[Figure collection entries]
—————
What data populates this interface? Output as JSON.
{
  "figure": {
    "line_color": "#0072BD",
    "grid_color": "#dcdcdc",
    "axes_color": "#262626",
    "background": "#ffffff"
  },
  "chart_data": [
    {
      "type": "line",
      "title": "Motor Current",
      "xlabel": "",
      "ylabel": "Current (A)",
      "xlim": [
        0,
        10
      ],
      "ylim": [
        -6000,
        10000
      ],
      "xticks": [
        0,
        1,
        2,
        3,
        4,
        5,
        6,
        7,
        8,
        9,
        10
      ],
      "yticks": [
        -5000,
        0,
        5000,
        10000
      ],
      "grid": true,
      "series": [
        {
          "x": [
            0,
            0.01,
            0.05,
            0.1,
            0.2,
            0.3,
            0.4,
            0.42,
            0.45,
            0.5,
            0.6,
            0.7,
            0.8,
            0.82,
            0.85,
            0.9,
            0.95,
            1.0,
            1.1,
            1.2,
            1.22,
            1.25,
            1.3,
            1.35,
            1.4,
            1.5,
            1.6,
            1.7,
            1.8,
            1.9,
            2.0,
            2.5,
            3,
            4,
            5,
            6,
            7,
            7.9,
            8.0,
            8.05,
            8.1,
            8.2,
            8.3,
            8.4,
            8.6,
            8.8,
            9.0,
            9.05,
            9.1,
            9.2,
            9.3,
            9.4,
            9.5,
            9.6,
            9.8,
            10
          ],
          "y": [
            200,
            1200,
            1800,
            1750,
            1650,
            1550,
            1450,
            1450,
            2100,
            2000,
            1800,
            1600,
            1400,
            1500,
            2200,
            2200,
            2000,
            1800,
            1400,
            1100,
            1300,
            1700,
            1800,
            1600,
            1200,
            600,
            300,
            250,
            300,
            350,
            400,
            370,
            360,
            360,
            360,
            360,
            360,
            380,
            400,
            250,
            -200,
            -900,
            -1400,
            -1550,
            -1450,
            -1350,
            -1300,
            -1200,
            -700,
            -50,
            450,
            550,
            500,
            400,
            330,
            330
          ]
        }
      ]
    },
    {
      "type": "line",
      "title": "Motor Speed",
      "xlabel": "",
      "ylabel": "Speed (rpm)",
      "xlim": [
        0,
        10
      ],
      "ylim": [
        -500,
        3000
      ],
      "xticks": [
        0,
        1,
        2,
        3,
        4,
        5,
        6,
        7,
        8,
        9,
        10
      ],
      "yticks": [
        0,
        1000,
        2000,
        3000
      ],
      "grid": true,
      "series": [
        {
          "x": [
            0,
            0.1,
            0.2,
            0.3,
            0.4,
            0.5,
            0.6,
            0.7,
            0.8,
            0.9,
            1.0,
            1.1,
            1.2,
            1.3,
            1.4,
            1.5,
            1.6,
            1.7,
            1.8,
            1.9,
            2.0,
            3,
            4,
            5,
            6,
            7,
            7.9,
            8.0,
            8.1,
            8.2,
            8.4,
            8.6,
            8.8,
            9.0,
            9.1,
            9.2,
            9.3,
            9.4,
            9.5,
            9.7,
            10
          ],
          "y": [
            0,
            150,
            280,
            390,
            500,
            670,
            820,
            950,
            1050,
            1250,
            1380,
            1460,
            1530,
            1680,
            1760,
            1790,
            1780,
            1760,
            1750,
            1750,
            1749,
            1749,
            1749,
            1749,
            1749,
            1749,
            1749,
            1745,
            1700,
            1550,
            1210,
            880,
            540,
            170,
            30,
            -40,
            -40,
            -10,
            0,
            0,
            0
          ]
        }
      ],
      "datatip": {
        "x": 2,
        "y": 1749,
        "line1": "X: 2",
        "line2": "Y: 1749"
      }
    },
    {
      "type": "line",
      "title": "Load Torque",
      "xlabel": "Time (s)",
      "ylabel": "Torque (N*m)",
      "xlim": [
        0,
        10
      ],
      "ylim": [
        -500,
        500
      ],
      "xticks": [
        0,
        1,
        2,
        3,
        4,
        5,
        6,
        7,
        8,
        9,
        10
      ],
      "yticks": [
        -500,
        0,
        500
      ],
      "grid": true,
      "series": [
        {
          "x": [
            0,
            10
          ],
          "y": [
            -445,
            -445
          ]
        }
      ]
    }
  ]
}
—————
Request
Pull out each line of the listing that holds the string "ylabel".

Full solution
      "ylabel": "Current (A)",
      "ylabel": "Speed (rpm)",
      "ylabel": "Torque (N*m)",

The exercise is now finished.